STATED TASK =
Your task is to output all the records below, word for word.

STORED DATA =
================================

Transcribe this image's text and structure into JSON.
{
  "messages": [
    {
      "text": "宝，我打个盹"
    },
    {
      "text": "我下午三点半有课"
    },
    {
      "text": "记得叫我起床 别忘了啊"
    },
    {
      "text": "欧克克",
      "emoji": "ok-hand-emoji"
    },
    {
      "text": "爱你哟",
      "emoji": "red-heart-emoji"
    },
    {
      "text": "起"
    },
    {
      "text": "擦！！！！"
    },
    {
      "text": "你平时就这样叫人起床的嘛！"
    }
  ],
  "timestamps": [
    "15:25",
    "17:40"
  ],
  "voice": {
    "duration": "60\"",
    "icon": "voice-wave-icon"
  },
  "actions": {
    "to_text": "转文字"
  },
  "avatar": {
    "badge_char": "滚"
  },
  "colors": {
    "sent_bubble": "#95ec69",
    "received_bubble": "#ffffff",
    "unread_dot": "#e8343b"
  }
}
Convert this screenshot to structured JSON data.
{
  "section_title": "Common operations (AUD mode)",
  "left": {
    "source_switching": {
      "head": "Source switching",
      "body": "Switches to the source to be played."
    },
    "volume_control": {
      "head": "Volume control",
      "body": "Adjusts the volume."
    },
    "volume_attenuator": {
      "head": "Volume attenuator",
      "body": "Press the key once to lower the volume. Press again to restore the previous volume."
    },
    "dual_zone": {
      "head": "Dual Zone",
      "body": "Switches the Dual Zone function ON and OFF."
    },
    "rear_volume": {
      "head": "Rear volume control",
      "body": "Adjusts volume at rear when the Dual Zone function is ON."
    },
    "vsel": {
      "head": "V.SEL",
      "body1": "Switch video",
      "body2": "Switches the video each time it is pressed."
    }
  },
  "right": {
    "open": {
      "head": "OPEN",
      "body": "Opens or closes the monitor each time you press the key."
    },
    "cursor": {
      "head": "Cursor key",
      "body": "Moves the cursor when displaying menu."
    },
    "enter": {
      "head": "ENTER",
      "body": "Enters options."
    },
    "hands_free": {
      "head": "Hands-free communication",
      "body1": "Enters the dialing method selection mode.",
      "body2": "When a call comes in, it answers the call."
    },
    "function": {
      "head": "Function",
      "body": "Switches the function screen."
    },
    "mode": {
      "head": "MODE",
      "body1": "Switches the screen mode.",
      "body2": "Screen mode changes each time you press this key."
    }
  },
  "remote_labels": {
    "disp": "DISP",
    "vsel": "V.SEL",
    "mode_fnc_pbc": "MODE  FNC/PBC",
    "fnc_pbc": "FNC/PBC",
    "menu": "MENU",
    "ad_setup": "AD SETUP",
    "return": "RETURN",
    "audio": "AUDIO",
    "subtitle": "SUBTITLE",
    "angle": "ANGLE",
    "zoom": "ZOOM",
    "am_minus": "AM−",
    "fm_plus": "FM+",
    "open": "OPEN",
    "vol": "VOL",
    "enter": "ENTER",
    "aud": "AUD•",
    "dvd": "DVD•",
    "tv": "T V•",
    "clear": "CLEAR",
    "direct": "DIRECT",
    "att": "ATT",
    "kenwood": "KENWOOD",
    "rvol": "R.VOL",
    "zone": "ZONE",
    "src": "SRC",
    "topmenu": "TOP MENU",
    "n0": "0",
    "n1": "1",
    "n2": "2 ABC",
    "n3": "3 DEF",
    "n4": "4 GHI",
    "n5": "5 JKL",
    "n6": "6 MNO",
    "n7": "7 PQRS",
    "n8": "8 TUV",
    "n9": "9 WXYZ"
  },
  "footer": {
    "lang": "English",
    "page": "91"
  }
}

================================

THE RESPONSE =
Transcribe this image's text and structure into JSON.
{
  "messages": [
    {
      "text": "宝，我打个盹"
    },
    {
      "text": "我下午三点半有课"
    },
    {
      "text": "记得叫我起床 别忘了啊"
    },
    {
      "text": "欧克克",
      "emoji": "ok-hand-emoji"
    },
    {
      "text": "爱你哟",
      "emoji": "red-heart-emoji"
    },
    {
      "text": "起"
    },
    {
      "text": "擦！！！！"
    },
    {
      "text": "你平时就这样叫人起床的嘛！"
    }
  ],
  "timestamps": [
    "15:25",
    "17:40"
  ],
  "voice": {
    "duration": "60\"",
    "icon": "voice-wave-icon"
  },
  "actions": {
    "to_text": "转文字"
  },
  "avatar": {
    "badge_char": "滚"
  },
  "colors": {
    "sent_bubble": "#95ec69",
    "received_bubble": "#ffffff",
    "unread_dot": "#e8343b"
  }
}
Convert this screenshot to structured JSON data.
{
  "section_title": "Common operations (AUD mode)",
  "left": {
    "source_switching": {
      "head": "Source switching",
      "body": "Switches to the source to be played."
    },
    "volume_control": {
      "head": "Volume control",
      "body": "Adjusts the volume."
    },
    "volume_attenuator": {
      "head": "Volume attenuator",
      "body": "Press the key once to lower the volume. Press again to restore the previous volume."
    },
    "dual_zone": {
      "head": "Dual Zone",
      "body": "Switches the Dual Zone function ON and OFF."
    },
    "rear_volume": {
      "head": "Rear volume control",
      "body": "Adjusts volume at rear when the Dual Zone function is ON."
    },
    "vsel": {
      "head": "V.SEL",
      "body1": "Switch video",
      "body2": "Switches the video each time it is pressed."
    }
  },
  "right": {
    "open": {
      "head": "OPEN",
      "body": "Opens or closes the monitor each time you press the key."
    },
    "cursor": {
      "head": "Cursor key",
      "body": "Moves the cursor when displaying menu."
    },
    "enter": {
      "head": "ENTER",
      "body": "Enters options."
    },
    "hands_free": {
      "head": "Hands-free communication",
      "body1": "Enters the dialing method selection mode.",
      "body2": "When a call comes in, it answers the call."
    },
    "function": {
      "head": "Function",
      "body": "Switches the function screen."
    },
    "mode": {
      "head": "MODE",
      "body1": "Switches the screen mode.",
      "body2": "Screen mode changes each time you press this key."
    }
  },
  "remote_labels": {
    "disp": "DISP",
    "vsel": "V.SEL",
    "mode_fnc_pbc": "MODE  FNC/PBC",
    "fnc_pbc": "FNC/PBC",
    "menu": "MENU",
    "ad_setup": "AD SETUP",
    "return": "RETURN",
    "audio": "AUDIO",
    "subtitle": "SUBTITLE",
    "angle": "ANGLE",
    "zoom": "ZOOM",
    "am_minus": "AM−",
    "fm_plus": "FM+",
    "open": "OPEN",
    "vol": "VOL",
    "enter": "ENTER",
    "aud": "AUD•",
    "dvd": "DVD•",
    "tv": "T V•",
    "clear": "CLEAR",
    "direct": "DIRECT",
    "att": "ATT",
    "kenwood": "KENWOOD",
    "rvol": "R.VOL",
    "zone": "ZONE",
    "src": "SRC",
    "topmenu": "TOP MENU",
    "n0": "0",
    "n1": "1",
    "n2": "2 ABC",
    "n3": "3 DEF",
    "n4": "4 GHI",
    "n5": "5 JKL",
    "n6": "6 MNO",
    "n7": "7 PQRS",
    "n8": "8 TUV",
    "n9": "9 WXYZ"
  },
  "footer": {
    "lang": "English",
    "page": "91"
  }
}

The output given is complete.